──────── Input records
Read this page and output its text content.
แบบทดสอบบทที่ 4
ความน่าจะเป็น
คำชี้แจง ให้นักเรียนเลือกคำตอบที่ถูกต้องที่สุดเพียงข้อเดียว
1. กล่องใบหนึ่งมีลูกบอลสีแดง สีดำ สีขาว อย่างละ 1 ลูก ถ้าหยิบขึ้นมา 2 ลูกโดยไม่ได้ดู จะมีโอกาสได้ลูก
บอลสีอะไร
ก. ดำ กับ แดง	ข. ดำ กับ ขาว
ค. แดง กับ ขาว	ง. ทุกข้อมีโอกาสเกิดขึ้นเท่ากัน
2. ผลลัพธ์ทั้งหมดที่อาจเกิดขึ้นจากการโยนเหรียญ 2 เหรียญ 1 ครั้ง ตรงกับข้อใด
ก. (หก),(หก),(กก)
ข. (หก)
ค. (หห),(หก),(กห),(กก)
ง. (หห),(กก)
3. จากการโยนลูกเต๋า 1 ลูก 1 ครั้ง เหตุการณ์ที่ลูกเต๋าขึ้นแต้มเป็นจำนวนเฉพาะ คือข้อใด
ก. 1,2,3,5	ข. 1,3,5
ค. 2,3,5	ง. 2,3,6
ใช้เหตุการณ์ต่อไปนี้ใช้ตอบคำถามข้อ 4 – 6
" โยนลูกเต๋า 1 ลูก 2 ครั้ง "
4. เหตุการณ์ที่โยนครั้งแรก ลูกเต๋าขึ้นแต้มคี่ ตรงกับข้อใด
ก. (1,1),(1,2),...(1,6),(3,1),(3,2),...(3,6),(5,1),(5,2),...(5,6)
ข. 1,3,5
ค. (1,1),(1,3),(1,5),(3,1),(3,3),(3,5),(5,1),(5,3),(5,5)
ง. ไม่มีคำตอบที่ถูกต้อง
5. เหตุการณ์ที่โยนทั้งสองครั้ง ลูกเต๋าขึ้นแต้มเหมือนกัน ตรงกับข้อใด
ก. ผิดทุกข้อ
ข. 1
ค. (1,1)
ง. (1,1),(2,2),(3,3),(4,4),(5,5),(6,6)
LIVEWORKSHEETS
────────────────
Stated exercise ::
Output each entry precisely as given.

Exercise answer ::
Read this page and output its text content.
แบบทดสอบบทที่ 4
ความน่าจะเป็น
คำชี้แจง ให้นักเรียนเลือกคำตอบที่ถูกต้องที่สุดเพียงข้อเดียว
1. กล่องใบหนึ่งมีลูกบอลสีแดง สีดำ สีขาว อย่างละ 1 ลูก ถ้าหยิบขึ้นมา 2 ลูกโดยไม่ได้ดู จะมีโอกาสได้ลูก
บอลสีอะไร
ก. ดำ กับ แดง	ข. ดำ กับ ขาว
ค. แดง กับ ขาว	ง. ทุกข้อมีโอกาสเกิดขึ้นเท่ากัน
2. ผลลัพธ์ทั้งหมดที่อาจเกิดขึ้นจากการโยนเหรียญ 2 เหรียญ 1 ครั้ง ตรงกับข้อใด
ก. (หก),(หก),(กก)
ข. (หก)
ค. (หห),(หก),(กห),(กก)
ง. (หห),(กก)
3. จากการโยนลูกเต๋า 1 ลูก 1 ครั้ง เหตุการณ์ที่ลูกเต๋าขึ้นแต้มเป็นจำนวนเฉพาะ คือข้อใด
ก. 1,2,3,5	ข. 1,3,5
ค. 2,3,5	ง. 2,3,6
ใช้เหตุการณ์ต่อไปนี้ใช้ตอบคำถามข้อ 4 – 6
" โยนลูกเต๋า 1 ลูก 2 ครั้ง "
4. เหตุการณ์ที่โยนครั้งแรก ลูกเต๋าขึ้นแต้มคี่ ตรงกับข้อใด
ก. (1,1),(1,2),...(1,6),(3,1),(3,2),...(3,6),(5,1),(5,2),...(5,6)
ข. 1,3,5
ค. (1,1),(1,3),(1,5),(3,1),(3,3),(3,5),(5,1),(5,3),(5,5)
ง. ไม่มีคำตอบที่ถูกต้อง
5. เหตุการณ์ที่โยนทั้งสองครั้ง ลูกเต๋าขึ้นแต้มเหมือนกัน ตรงกับข้อใด
ก. ผิดทุกข้อ
ข. 1
ค. (1,1)
ง. (1,1),(2,2),(3,3),(4,4),(5,5),(6,6)
LIVEWORKSHEETS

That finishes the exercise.